WHAT IS ASKED ▸
Extract all records. Keep each one exact.

Dataset items ▸
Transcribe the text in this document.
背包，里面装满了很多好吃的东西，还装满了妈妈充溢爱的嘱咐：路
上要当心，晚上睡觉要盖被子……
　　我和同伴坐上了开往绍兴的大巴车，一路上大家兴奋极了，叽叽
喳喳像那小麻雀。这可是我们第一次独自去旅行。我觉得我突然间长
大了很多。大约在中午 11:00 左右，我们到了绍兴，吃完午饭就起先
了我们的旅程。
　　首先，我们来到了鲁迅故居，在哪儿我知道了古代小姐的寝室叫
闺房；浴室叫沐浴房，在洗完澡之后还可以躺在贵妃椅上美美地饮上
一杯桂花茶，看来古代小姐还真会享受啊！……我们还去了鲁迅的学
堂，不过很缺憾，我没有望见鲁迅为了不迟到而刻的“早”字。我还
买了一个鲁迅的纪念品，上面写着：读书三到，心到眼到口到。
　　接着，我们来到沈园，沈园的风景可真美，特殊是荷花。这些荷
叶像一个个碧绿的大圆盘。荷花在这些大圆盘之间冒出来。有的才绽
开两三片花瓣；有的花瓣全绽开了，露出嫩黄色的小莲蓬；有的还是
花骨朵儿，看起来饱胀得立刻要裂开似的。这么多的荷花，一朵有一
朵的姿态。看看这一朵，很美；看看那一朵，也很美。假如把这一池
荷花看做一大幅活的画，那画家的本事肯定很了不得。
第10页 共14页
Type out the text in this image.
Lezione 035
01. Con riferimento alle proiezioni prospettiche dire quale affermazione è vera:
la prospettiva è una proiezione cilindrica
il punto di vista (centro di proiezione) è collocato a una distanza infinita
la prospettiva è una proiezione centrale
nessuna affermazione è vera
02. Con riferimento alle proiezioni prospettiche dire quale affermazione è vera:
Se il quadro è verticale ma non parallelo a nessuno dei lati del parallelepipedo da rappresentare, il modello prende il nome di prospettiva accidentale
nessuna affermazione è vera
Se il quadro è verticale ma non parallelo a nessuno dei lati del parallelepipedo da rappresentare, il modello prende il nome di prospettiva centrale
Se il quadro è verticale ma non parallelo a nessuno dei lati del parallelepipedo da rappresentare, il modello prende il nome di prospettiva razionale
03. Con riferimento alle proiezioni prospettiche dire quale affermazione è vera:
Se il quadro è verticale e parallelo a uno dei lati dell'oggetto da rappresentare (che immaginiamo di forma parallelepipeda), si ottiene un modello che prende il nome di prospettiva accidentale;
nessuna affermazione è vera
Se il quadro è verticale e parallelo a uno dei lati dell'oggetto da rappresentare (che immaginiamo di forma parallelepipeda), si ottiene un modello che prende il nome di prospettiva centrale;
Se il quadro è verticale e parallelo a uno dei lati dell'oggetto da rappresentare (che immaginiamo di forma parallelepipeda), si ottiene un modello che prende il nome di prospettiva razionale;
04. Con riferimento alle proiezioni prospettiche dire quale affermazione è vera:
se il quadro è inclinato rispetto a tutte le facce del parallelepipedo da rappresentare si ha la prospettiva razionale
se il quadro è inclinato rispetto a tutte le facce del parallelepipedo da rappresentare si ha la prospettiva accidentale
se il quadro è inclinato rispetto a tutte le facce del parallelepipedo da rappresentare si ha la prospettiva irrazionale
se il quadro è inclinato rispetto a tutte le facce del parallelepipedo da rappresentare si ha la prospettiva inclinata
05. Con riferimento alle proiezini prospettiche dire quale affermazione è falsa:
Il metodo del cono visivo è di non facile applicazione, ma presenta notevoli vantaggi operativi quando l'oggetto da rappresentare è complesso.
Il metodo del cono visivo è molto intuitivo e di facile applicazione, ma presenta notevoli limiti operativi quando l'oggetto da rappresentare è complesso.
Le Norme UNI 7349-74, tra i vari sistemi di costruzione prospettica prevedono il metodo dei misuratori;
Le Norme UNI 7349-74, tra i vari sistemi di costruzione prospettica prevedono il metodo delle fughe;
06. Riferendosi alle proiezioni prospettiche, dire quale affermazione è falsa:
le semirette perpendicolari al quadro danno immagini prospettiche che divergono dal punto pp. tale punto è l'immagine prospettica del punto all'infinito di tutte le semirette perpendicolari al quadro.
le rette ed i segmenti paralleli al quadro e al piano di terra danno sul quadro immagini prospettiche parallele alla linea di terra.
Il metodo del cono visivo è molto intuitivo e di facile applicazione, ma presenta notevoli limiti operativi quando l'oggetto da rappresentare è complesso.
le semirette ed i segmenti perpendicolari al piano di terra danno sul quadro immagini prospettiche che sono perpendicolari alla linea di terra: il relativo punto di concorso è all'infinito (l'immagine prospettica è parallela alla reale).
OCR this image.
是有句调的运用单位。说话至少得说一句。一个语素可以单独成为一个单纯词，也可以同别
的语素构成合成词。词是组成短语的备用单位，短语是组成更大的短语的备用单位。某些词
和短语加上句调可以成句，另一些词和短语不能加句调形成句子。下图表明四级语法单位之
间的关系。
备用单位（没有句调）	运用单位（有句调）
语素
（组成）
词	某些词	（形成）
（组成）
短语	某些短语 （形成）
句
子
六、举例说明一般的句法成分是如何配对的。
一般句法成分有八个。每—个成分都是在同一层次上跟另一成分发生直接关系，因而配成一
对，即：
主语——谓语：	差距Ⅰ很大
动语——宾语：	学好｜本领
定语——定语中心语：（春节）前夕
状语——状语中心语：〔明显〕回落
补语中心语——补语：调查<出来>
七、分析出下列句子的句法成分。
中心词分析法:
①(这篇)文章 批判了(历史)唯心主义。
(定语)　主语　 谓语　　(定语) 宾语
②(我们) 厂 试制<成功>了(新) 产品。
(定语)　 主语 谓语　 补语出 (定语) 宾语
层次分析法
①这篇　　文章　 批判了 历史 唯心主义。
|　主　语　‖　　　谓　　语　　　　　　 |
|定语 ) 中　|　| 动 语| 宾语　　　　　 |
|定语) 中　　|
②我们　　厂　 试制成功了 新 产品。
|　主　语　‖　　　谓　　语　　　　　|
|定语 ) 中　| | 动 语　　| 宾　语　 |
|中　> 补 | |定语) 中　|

ANSWER TO THE PROBLEM ▸
Transcribe the text in this document.
背包，里面装满了很多好吃的东西，还装满了妈妈充溢爱的嘱咐：路
上要当心，晚上睡觉要盖被子……
　　我和同伴坐上了开往绍兴的大巴车，一路上大家兴奋极了，叽叽
喳喳像那小麻雀。这可是我们第一次独自去旅行。我觉得我突然间长
大了很多。大约在中午 11:00 左右，我们到了绍兴，吃完午饭就起先
了我们的旅程。
　　首先，我们来到了鲁迅故居，在哪儿我知道了古代小姐的寝室叫
闺房；浴室叫沐浴房，在洗完澡之后还可以躺在贵妃椅上美美地饮上
一杯桂花茶，看来古代小姐还真会享受啊！……我们还去了鲁迅的学
堂，不过很缺憾，我没有望见鲁迅为了不迟到而刻的“早”字。我还
买了一个鲁迅的纪念品，上面写着：读书三到，心到眼到口到。
　　接着，我们来到沈园，沈园的风景可真美，特殊是荷花。这些荷
叶像一个个碧绿的大圆盘。荷花在这些大圆盘之间冒出来。有的才绽
开两三片花瓣；有的花瓣全绽开了，露出嫩黄色的小莲蓬；有的还是
花骨朵儿，看起来饱胀得立刻要裂开似的。这么多的荷花，一朵有一
朵的姿态。看看这一朵，很美；看看那一朵，也很美。假如把这一池
荷花看做一大幅活的画，那画家的本事肯定很了不得。
第10页 共14页
Type out the text in this image.
Lezione 035
01. Con riferimento alle proiezioni prospettiche dire quale affermazione è vera:
la prospettiva è una proiezione cilindrica
il punto di vista (centro di proiezione) è collocato a una distanza infinita
la prospettiva è una proiezione centrale
nessuna affermazione è vera
02. Con riferimento alle proiezioni prospettiche dire quale affermazione è vera:
Se il quadro è verticale ma non parallelo a nessuno dei lati del parallelepipedo da rappresentare, il modello prende il nome di prospettiva accidentale
nessuna affermazione è vera
Se il quadro è verticale ma non parallelo a nessuno dei lati del parallelepipedo da rappresentare, il modello prende il nome di prospettiva centrale
Se il quadro è verticale ma non parallelo a nessuno dei lati del parallelepipedo da rappresentare, il modello prende il nome di prospettiva razionale
03. Con riferimento alle proiezioni prospettiche dire quale affermazione è vera:
Se il quadro è verticale e parallelo a uno dei lati dell'oggetto da rappresentare (che immaginiamo di forma parallelepipeda), si ottiene un modello che prende il nome di prospettiva accidentale;
nessuna affermazione è vera
Se il quadro è verticale e parallelo a uno dei lati dell'oggetto da rappresentare (che immaginiamo di forma parallelepipeda), si ottiene un modello che prende il nome di prospettiva centrale;
Se il quadro è verticale e parallelo a uno dei lati dell'oggetto da rappresentare (che immaginiamo di forma parallelepipeda), si ottiene un modello che prende il nome di prospettiva razionale;
04. Con riferimento alle proiezioni prospettiche dire quale affermazione è vera:
se il quadro è inclinato rispetto a tutte le facce del parallelepipedo da rappresentare si ha la prospettiva razionale
se il quadro è inclinato rispetto a tutte le facce del parallelepipedo da rappresentare si ha la prospettiva accidentale
se il quadro è inclinato rispetto a tutte le facce del parallelepipedo da rappresentare si ha la prospettiva irrazionale
se il quadro è inclinato rispetto a tutte le facce del parallelepipedo da rappresentare si ha la prospettiva inclinata
05. Con riferimento alle proiezini prospettiche dire quale affermazione è falsa:
Il metodo del cono visivo è di non facile applicazione, ma presenta notevoli vantaggi operativi quando l'oggetto da rappresentare è complesso.
Il metodo del cono visivo è molto intuitivo e di facile applicazione, ma presenta notevoli limiti operativi quando l'oggetto da rappresentare è complesso.
Le Norme UNI 7349-74, tra i vari sistemi di costruzione prospettica prevedono il metodo dei misuratori;
Le Norme UNI 7349-74, tra i vari sistemi di costruzione prospettica prevedono il metodo delle fughe;
06. Riferendosi alle proiezioni prospettiche, dire quale affermazione è falsa:
le semirette perpendicolari al quadro danno immagini prospettiche che divergono dal punto pp. tale punto è l'immagine prospettica del punto all'infinito di tutte le semirette perpendicolari al quadro.
le rette ed i segmenti paralleli al quadro e al piano di terra danno sul quadro immagini prospettiche parallele alla linea di terra.
Il metodo del cono visivo è molto intuitivo e di facile applicazione, ma presenta notevoli limiti operativi quando l'oggetto da rappresentare è complesso.
le semirette ed i segmenti perpendicolari al piano di terra danno sul quadro immagini prospettiche che sono perpendicolari alla linea di terra: il relativo punto di concorso è all'infinito (l'immagine prospettica è parallela alla reale).
OCR this image.
是有句调的运用单位。说话至少得说一句。一个语素可以单独成为一个单纯词，也可以同别
的语素构成合成词。词是组成短语的备用单位，短语是组成更大的短语的备用单位。某些词
和短语加上句调可以成句，另一些词和短语不能加句调形成句子。下图表明四级语法单位之
间的关系。
备用单位（没有句调）	运用单位（有句调）
语素
（组成）
词	某些词	（形成）
（组成）
短语	某些短语 （形成）
句
子
六、举例说明一般的句法成分是如何配对的。
一般句法成分有八个。每—个成分都是在同一层次上跟另一成分发生直接关系，因而配成一
对，即：
主语——谓语：	差距Ⅰ很大
动语——宾语：	学好｜本领
定语——定语中心语：（春节）前夕
状语——状语中心语：〔明显〕回落
补语中心语——补语：调查<出来>
七、分析出下列句子的句法成分。
中心词分析法:
①(这篇)文章 批判了(历史)唯心主义。
(定语)　主语　 谓语　　(定语) 宾语
②(我们) 厂 试制<成功>了(新) 产品。
(定语)　 主语 谓语　 补语出 (定语) 宾语
层次分析法
①这篇　　文章　 批判了 历史 唯心主义。
|　主　语　‖　　　谓　　语　　　　　　 |
|定语 ) 中　|　| 动 语| 宾语　　　　　 |
|定语) 中　　|
②我们　　厂　 试制成功了 新 产品。
|　主　语　‖　　　谓　　语　　　　　|
|定语 ) 中　| | 动 语　　| 宾　语　 |
|中　> 补 | |定语) 中　|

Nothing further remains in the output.